Arrange the data from its first line through the line containing "57, 610, 418]" as a numbered list, omitting any blank lines.

_ _ _ _

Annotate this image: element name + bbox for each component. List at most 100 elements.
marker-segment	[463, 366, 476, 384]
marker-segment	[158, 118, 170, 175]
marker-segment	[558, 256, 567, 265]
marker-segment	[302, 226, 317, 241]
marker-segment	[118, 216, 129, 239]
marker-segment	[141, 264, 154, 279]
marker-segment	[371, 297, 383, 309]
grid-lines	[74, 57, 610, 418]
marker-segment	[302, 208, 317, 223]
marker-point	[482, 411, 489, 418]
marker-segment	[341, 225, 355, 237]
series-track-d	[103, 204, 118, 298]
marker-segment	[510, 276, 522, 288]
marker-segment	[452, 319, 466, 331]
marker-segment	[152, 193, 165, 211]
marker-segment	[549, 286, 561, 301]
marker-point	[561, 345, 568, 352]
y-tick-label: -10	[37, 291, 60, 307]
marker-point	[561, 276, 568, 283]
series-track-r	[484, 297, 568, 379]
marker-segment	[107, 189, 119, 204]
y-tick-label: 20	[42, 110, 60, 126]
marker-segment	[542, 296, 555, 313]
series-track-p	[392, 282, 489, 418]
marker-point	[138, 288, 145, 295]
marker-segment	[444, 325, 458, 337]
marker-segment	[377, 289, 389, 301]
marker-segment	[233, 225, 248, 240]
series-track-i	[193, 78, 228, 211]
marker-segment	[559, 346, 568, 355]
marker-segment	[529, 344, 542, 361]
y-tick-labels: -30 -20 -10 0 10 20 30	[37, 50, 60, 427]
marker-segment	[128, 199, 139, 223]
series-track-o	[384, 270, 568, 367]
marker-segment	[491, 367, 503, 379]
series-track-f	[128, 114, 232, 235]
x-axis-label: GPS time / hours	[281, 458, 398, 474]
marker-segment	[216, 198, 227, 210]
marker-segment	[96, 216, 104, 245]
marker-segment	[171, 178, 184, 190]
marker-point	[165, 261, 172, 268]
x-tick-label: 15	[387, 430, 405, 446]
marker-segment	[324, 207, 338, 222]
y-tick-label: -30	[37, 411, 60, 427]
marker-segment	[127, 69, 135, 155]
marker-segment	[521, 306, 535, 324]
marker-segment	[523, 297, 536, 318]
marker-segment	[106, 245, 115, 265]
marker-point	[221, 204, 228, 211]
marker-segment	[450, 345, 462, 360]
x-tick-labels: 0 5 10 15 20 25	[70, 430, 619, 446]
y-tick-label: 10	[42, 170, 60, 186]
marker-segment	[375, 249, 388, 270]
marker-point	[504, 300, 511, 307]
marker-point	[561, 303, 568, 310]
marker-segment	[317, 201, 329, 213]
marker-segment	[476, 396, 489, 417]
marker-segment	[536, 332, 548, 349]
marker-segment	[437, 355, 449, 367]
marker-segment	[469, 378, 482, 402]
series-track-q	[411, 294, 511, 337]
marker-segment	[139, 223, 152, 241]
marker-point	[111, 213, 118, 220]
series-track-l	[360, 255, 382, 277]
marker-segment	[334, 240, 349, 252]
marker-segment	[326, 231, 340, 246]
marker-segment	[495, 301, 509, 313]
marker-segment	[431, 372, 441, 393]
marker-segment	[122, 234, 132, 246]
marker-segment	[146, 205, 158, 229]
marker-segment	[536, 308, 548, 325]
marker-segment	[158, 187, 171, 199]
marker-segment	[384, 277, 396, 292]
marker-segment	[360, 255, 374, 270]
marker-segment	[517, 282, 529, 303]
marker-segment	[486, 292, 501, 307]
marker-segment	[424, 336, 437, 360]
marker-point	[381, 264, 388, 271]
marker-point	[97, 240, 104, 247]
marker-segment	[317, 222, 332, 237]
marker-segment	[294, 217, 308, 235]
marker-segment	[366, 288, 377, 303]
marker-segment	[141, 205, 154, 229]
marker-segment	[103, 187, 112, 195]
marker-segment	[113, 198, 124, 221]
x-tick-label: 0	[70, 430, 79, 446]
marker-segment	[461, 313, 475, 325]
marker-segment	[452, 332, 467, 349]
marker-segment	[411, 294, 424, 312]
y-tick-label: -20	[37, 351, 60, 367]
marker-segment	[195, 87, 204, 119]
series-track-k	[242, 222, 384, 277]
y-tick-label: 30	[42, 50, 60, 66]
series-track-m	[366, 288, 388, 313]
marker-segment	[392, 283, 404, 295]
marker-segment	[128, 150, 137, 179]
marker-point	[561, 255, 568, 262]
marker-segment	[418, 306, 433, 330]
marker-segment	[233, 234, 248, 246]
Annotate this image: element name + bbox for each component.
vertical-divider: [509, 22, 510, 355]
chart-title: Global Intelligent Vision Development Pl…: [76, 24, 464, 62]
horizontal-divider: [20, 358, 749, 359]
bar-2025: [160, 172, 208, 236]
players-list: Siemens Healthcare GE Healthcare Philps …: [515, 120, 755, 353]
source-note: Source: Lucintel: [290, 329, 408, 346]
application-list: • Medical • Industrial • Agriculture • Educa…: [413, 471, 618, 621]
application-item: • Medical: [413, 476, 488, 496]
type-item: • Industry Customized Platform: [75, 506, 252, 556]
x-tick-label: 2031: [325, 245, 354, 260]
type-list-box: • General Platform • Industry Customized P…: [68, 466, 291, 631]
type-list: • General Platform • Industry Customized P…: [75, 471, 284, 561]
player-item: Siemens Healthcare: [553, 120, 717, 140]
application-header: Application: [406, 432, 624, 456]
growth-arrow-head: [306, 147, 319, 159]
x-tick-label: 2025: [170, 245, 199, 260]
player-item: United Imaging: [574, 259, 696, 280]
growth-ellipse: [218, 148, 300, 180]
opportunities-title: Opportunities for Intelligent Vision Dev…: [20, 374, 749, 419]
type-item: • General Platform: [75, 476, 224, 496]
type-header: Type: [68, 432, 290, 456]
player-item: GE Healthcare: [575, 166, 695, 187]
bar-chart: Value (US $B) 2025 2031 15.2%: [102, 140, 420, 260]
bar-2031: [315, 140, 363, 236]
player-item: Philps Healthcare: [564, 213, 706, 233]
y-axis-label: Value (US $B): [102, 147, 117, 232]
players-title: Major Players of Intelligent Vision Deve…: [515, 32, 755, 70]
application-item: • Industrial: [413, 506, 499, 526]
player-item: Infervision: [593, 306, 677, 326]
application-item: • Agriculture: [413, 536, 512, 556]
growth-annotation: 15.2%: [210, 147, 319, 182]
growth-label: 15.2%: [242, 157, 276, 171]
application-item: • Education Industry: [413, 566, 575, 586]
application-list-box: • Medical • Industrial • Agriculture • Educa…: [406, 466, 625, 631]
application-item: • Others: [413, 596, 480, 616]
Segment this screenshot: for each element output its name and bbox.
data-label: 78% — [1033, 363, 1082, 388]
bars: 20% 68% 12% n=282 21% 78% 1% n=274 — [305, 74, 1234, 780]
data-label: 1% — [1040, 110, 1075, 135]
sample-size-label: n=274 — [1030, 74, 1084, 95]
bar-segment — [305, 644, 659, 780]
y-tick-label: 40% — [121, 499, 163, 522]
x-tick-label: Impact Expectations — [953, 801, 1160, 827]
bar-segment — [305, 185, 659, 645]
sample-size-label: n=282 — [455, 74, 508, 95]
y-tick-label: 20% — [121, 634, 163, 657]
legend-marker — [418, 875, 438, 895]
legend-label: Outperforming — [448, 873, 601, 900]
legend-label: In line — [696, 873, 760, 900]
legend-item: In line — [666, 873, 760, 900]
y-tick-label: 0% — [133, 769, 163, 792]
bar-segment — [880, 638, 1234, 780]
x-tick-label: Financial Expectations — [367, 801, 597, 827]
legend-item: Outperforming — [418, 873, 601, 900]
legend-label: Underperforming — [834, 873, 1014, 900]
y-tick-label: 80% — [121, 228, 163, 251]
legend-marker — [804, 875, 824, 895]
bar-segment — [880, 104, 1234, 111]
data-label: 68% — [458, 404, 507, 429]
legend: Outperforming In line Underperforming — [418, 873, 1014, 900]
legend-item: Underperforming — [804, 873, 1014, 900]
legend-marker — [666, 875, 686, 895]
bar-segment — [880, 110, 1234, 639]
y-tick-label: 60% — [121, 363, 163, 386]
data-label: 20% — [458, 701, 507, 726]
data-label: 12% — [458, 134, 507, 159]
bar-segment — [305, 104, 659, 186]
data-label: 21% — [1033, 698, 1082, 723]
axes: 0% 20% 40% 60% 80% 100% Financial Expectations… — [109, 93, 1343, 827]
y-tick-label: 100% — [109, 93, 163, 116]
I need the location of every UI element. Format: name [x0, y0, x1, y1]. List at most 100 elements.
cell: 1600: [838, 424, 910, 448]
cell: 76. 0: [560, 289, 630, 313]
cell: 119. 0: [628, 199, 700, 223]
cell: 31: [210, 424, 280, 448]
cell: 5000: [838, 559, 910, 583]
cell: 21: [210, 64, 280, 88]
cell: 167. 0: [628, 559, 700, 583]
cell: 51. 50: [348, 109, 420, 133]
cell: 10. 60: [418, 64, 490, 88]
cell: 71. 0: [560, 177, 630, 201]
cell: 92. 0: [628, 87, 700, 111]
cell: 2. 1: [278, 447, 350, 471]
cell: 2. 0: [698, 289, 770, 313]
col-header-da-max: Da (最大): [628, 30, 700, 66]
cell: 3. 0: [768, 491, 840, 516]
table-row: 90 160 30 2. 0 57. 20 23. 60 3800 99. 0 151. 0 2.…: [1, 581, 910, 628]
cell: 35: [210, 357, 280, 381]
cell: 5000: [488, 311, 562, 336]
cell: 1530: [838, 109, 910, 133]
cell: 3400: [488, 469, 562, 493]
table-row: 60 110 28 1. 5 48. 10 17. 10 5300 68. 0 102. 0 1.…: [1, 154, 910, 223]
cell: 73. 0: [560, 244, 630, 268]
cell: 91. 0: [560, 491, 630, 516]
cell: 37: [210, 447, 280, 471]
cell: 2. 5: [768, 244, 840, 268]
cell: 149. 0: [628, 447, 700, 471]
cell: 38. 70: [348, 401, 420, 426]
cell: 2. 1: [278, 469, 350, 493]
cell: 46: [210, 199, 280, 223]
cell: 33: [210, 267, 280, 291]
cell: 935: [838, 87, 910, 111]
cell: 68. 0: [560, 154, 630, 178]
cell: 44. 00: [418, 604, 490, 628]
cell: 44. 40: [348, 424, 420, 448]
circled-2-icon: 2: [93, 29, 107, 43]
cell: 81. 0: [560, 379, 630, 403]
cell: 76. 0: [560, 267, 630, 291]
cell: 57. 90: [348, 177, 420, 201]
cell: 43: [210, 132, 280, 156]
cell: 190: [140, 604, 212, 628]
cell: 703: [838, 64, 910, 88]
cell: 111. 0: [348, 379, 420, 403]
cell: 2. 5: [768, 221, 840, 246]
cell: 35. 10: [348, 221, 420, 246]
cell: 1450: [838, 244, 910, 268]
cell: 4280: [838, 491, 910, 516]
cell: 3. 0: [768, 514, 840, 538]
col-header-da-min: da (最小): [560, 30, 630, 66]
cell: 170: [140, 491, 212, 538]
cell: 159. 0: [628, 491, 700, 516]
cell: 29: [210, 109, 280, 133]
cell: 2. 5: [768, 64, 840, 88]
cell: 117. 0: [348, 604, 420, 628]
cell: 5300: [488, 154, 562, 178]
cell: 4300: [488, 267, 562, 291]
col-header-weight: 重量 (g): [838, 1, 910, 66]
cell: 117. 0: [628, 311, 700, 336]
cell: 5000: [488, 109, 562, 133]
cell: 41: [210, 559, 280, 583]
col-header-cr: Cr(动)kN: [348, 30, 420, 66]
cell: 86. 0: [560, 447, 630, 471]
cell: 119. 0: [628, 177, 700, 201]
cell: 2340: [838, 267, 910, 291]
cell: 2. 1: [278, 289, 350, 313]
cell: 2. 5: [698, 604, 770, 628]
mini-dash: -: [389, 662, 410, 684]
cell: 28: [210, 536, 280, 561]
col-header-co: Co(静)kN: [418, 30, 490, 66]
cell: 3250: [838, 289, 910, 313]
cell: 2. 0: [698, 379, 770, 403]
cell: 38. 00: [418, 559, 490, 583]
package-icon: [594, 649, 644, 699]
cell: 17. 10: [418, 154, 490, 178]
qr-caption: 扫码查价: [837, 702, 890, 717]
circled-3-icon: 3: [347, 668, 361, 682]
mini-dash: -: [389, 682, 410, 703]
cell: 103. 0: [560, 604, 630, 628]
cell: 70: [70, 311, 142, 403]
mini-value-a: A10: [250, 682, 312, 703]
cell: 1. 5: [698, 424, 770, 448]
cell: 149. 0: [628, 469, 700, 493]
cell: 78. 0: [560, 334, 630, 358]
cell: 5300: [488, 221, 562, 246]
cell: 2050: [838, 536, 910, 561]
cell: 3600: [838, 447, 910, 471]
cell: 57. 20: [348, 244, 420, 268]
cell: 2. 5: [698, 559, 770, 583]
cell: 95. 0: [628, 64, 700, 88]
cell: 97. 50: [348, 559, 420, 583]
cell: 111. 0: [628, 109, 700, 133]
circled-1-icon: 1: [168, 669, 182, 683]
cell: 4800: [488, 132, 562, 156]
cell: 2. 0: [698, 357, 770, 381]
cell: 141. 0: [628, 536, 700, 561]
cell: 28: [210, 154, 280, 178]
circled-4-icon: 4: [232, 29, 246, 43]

_ _ _ _

- WRITTEN RESPONSE
1. Annotate this image: element name + bbox for each component. List at most 100 elements.
2. marker-segment	[463, 366, 476, 384]
3. marker-segment	[158, 118, 170, 175]
4. marker-segment	[558, 256, 567, 265]
5. marker-segment	[302, 226, 317, 241]
6. marker-segment	[118, 216, 129, 239]
7. marker-segment	[141, 264, 154, 279]
8. marker-segment	[371, 297, 383, 309]
9. grid-lines	[74, 57, 610, 418]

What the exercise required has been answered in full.